■ **Instructions for the task**:
In the entries below, find every line holding the string "Carbon" and collect it.

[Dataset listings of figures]
%%

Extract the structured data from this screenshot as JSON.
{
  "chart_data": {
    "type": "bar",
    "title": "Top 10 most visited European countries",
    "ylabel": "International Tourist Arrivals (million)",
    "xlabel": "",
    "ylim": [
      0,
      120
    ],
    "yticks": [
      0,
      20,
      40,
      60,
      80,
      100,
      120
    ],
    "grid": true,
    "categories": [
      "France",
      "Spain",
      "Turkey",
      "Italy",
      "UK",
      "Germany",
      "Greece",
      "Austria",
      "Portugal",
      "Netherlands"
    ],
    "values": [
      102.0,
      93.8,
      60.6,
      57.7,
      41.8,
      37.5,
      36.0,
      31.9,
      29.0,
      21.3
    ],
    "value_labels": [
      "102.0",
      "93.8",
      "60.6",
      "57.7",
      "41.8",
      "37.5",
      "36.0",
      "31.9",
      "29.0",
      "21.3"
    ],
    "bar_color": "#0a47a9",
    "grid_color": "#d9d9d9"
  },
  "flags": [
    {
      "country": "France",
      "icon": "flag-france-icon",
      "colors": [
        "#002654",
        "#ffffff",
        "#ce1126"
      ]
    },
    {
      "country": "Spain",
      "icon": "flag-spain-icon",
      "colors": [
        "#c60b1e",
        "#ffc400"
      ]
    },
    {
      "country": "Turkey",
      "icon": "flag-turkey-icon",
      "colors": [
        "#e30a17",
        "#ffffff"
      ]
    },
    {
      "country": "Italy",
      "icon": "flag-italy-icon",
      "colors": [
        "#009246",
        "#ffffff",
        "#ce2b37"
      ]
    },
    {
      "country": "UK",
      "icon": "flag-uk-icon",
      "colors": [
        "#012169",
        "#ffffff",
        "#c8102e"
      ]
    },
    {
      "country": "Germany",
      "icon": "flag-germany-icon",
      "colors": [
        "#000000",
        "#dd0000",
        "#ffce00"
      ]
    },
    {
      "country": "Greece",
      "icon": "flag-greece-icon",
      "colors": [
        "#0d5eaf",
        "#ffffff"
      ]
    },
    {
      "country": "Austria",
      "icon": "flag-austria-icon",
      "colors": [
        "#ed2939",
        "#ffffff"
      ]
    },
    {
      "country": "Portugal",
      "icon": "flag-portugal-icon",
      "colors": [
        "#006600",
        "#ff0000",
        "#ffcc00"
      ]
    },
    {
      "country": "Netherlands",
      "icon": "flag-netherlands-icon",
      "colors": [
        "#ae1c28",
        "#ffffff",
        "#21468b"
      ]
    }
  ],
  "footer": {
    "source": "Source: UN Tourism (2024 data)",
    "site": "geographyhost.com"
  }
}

%%
%%

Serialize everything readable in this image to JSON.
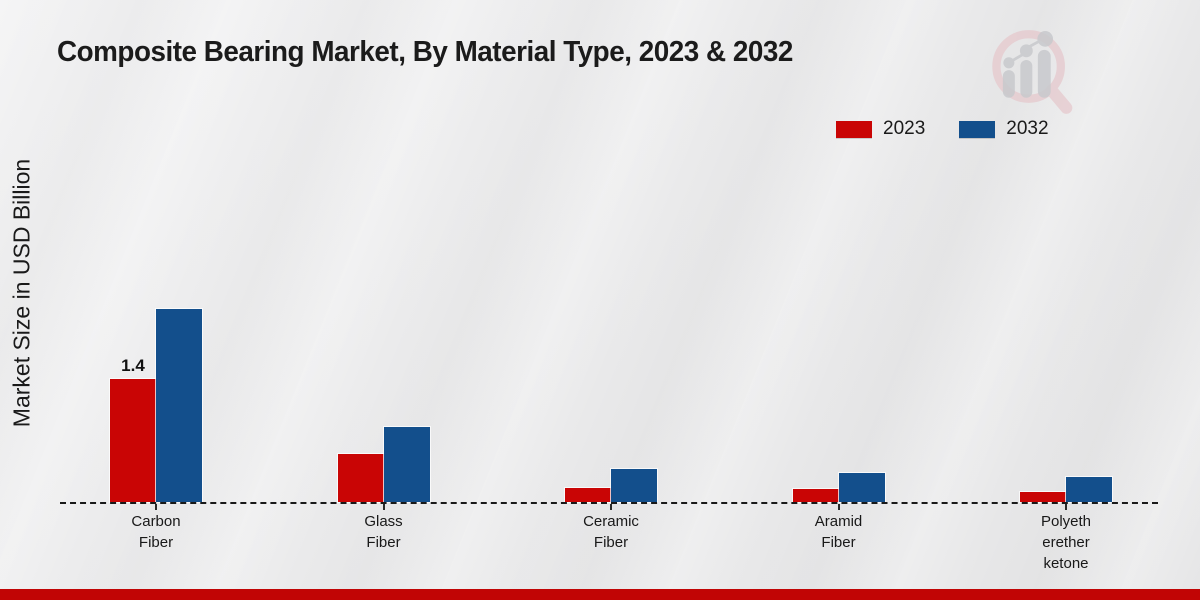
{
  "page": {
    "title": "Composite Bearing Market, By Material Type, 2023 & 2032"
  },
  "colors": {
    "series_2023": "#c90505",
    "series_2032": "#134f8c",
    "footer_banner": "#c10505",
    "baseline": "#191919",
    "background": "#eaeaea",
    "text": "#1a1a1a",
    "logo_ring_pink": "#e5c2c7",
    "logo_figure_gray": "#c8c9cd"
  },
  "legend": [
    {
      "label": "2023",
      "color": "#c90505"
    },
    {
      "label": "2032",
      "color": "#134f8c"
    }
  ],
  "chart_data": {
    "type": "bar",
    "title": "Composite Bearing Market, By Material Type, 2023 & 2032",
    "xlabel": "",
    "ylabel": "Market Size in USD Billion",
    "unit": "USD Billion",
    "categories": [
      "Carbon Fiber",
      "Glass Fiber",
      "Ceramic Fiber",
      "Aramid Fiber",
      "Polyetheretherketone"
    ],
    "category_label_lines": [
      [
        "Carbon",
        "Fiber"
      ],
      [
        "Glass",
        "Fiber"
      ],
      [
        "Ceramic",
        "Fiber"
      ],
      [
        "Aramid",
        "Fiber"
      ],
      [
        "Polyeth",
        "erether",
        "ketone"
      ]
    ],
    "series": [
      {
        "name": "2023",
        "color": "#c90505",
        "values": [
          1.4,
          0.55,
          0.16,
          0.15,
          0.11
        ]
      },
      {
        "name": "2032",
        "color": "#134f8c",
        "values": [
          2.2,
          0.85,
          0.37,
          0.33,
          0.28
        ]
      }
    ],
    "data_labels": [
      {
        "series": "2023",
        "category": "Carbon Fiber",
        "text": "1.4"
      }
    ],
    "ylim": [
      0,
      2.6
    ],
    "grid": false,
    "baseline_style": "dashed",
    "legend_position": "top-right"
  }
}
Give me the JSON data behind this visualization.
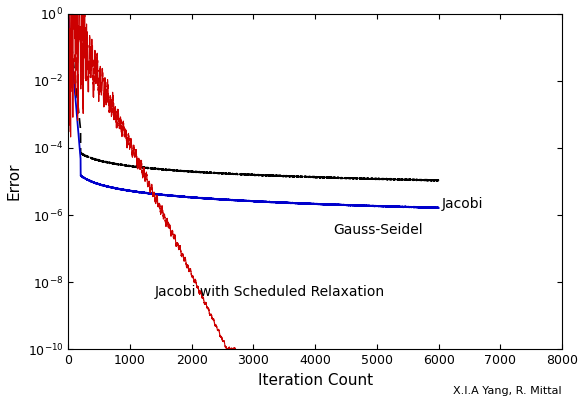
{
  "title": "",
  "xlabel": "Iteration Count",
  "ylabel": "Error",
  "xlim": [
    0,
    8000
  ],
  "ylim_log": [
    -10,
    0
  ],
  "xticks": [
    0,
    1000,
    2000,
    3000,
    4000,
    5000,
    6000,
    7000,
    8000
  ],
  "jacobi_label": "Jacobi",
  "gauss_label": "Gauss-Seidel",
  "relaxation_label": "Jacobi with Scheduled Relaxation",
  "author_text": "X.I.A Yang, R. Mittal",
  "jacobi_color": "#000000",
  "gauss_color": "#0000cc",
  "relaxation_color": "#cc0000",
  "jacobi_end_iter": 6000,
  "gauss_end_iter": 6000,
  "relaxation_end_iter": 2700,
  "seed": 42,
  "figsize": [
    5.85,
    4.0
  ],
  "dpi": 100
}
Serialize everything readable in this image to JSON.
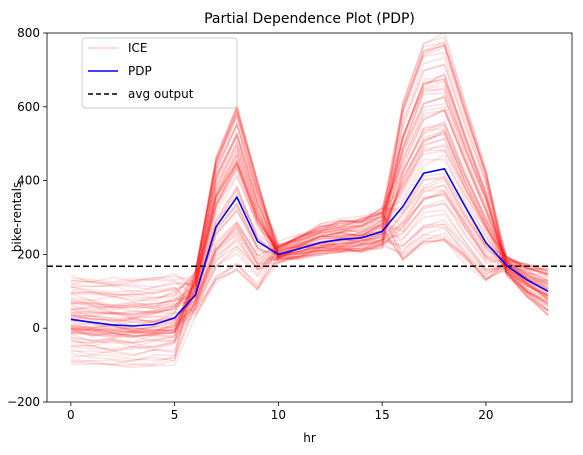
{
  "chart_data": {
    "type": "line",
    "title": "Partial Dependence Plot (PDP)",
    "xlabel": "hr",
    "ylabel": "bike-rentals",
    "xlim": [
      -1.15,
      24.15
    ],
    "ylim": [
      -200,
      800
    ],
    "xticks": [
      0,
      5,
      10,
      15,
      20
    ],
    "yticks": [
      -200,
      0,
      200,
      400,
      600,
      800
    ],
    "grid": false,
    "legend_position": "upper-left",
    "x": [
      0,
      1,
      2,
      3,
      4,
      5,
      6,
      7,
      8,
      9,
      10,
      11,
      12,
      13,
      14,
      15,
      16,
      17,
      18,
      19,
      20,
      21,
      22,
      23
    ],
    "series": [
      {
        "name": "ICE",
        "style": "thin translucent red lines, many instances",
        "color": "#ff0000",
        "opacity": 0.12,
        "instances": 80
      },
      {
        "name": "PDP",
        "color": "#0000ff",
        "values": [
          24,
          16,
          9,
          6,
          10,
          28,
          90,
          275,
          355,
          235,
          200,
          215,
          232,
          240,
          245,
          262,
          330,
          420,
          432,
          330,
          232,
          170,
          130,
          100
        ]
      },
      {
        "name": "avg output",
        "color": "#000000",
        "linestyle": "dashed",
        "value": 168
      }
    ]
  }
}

%%

■ **Answer to this task**:
      "Carbon Fiber",
        "Carbon",
        "category": "Carbon Fiber",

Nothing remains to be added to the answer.